### THE DATA ###

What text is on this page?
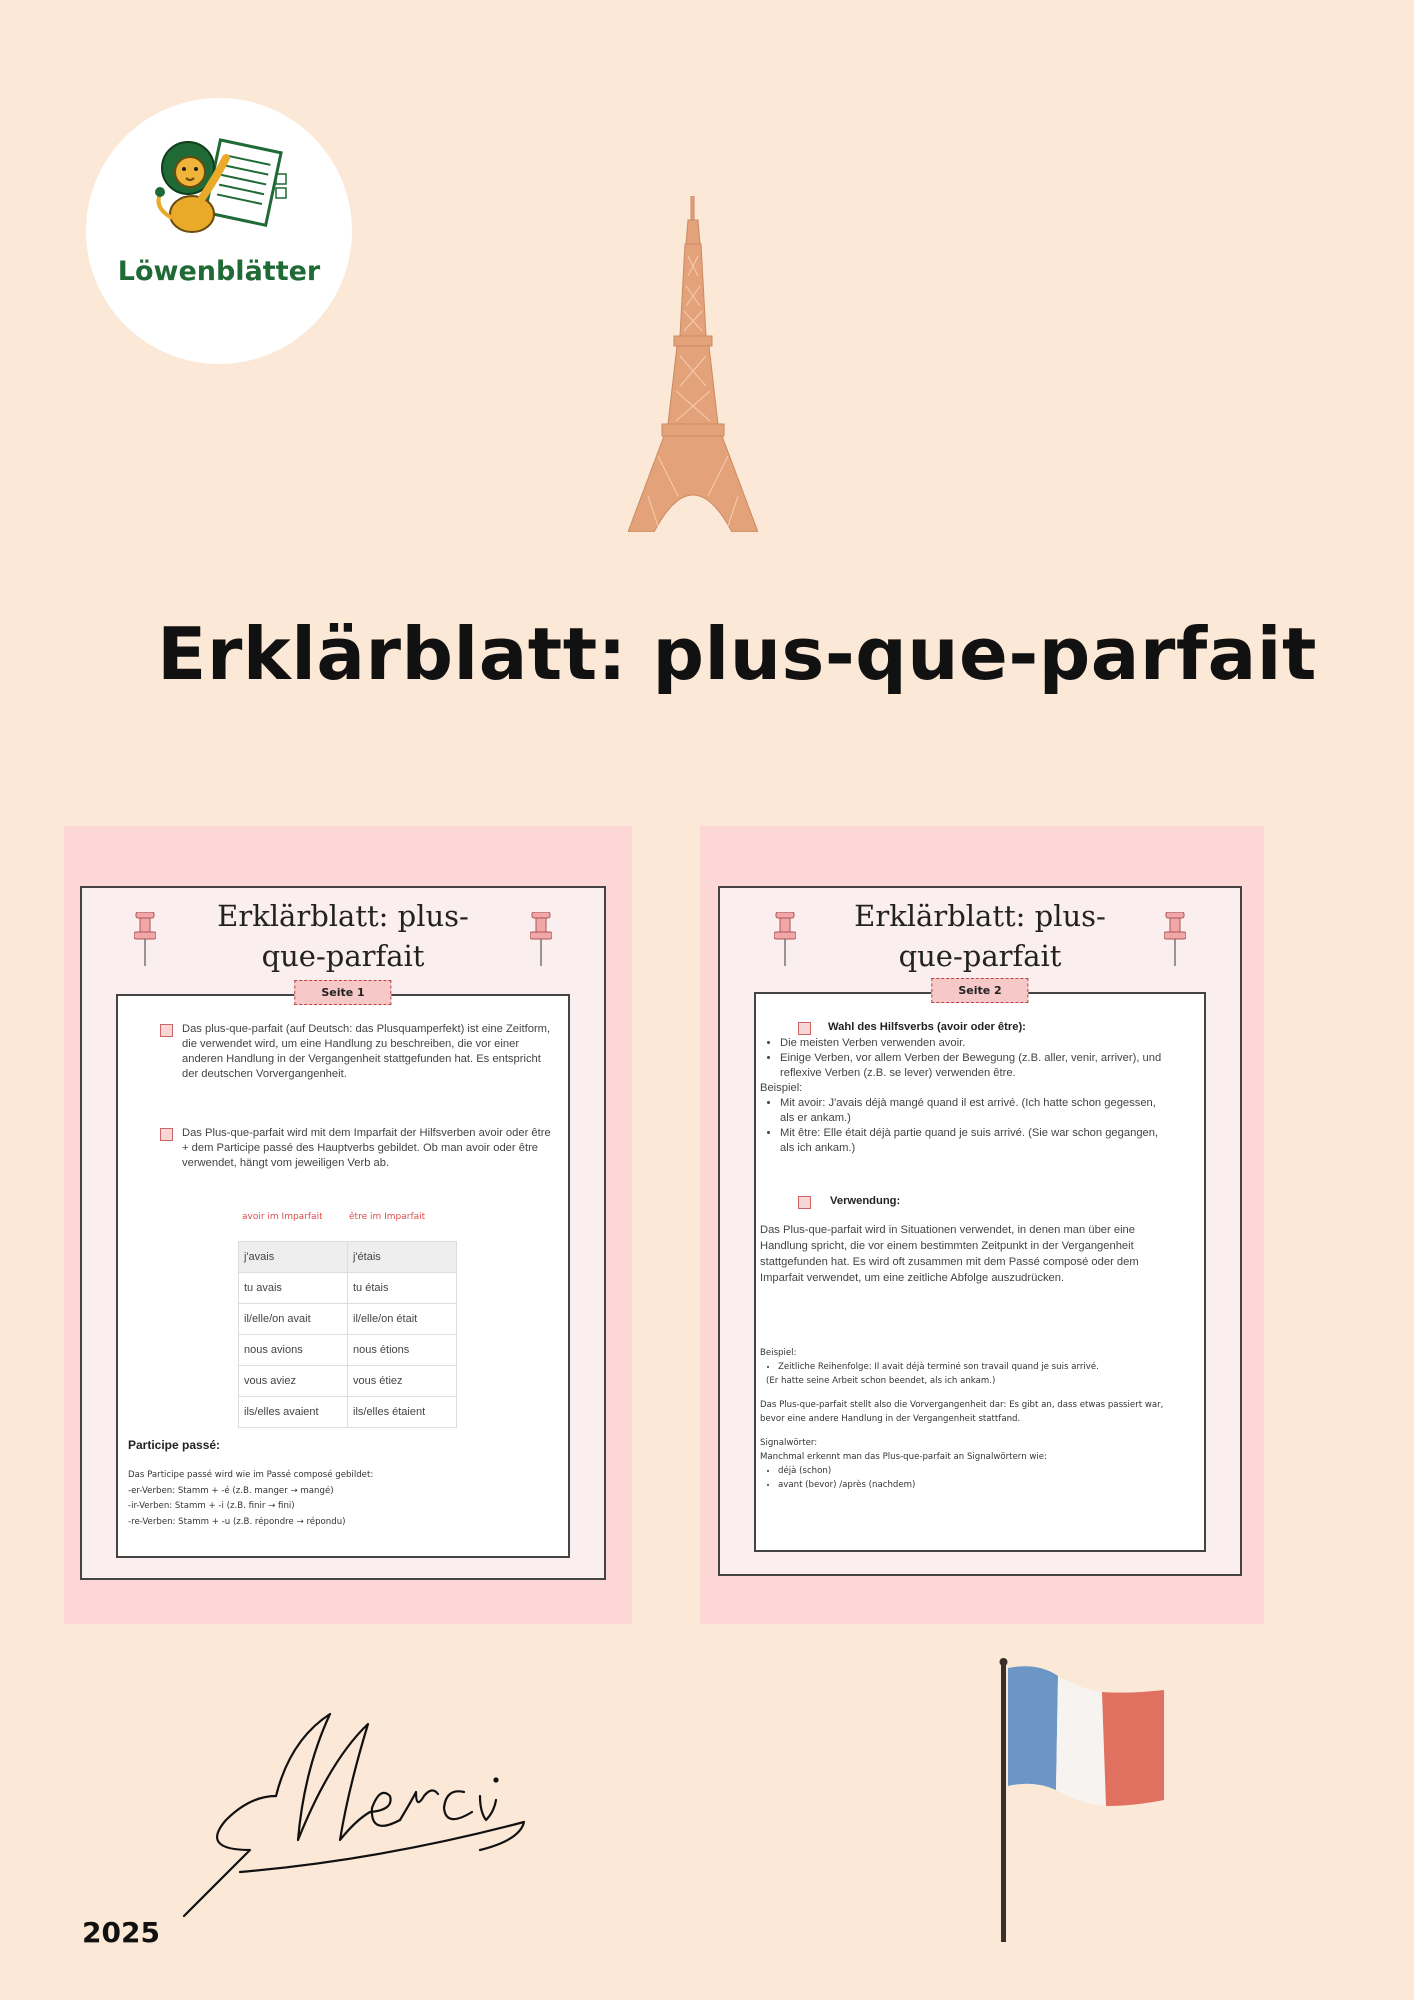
Löwenblätter
Erklärblatt: plus-que-parfait
Erklärblatt: plus-
que-parfait
Seite 1
Das plus-que-parfait (auf Deutsch: das Plusquamperfekt) ist eine Zeitform, die verwendet wird, um eine Handlung zu beschreiben, die vor einer anderen Handlung in der Vergangenheit stattgefunden hat. Es entspricht der deutschen Vorvergangenheit.
Das Plus-que-parfait wird mit dem Imparfait der Hilfsverben avoir oder être + dem Participe passé des Hauptverbs gebildet. Ob man avoir oder être verwendet, hängt vom jeweiligen Verb ab.
avoir im Imparfait	être im Imparfait
j'avais	j'étais
tu avais	tu étais
il/elle/on avait	il/elle/on était
nous avions	nous étions
vous aviez	vous étiez
ils/elles avaient	ils/elles étaient
Participe passé:
Das Participe passé wird wie im Passé composé gebildet:
-er-Verben: Stamm + -é (z.B. manger → mangé)
-ir-Verben: Stamm + -i (z.B. finir → fini)
-re-Verben: Stamm + -u (z.B. répondre → répondu)
Erklärblatt: plus-
que-parfait
Seite 2
Wahl des Hilfsverbs (avoir oder être):
• Die meisten Verben verwenden avoir.
• Einige Verben, vor allem Verben der Bewegung (z.B. aller, venir, arriver), und reflexive Verben (z.B. se lever) verwenden être.
Beispiel:
• Mit avoir: J'avais déjà mangé quand il est arrivé. (Ich hatte schon gegessen, als er ankam.)
• Mit être: Elle était déjà partie quand je suis arrivé. (Sie war schon gegangen, als ich ankam.)
Verwendung:
Das Plus-que-parfait wird in Situationen verwendet, in denen man über eine Handlung spricht, die vor einem bestimmten Zeitpunkt in der Vergangenheit stattgefunden hat. Es wird oft zusammen mit dem Passé composé oder dem Imparfait verwendet, um eine zeitliche Abfolge auszudrücken.
Beispiel:
• Zeitliche Reihenfolge: Il avait déjà terminé son travail quand je suis arrivé.
(Er hatte seine Arbeit schon beendet, als ich ankam.)
Das Plus-que-parfait stellt also die Vorvergangenheit dar: Es gibt an, dass etwas passiert war, bevor eine andere Handlung in der Vergangenheit stattfand.
Signalwörter:
Manchmal erkennt man das Plus-que-parfait an Signalwörtern wie:
• déjà (schon)
• avant (bevor) /après (nachdem)
2025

###

Return every line from the records above that holds the word "Vorvergangenheit".

### TASK ANSWER
Das plus-que-parfait (auf Deutsch: das Plusquamperfekt) ist eine Zeitform, die verwendet wird, um eine Handlung zu beschreiben, die vor einer anderen Handlung in der Vergangenheit stattgefunden hat. Es entspricht der deutschen Vorvergangenheit.
Das Plus-que-parfait stellt also die Vorvergangenheit dar: Es gibt an, dass etwas passiert war, bevor eine andere Handlung in der Vergangenheit stattfand.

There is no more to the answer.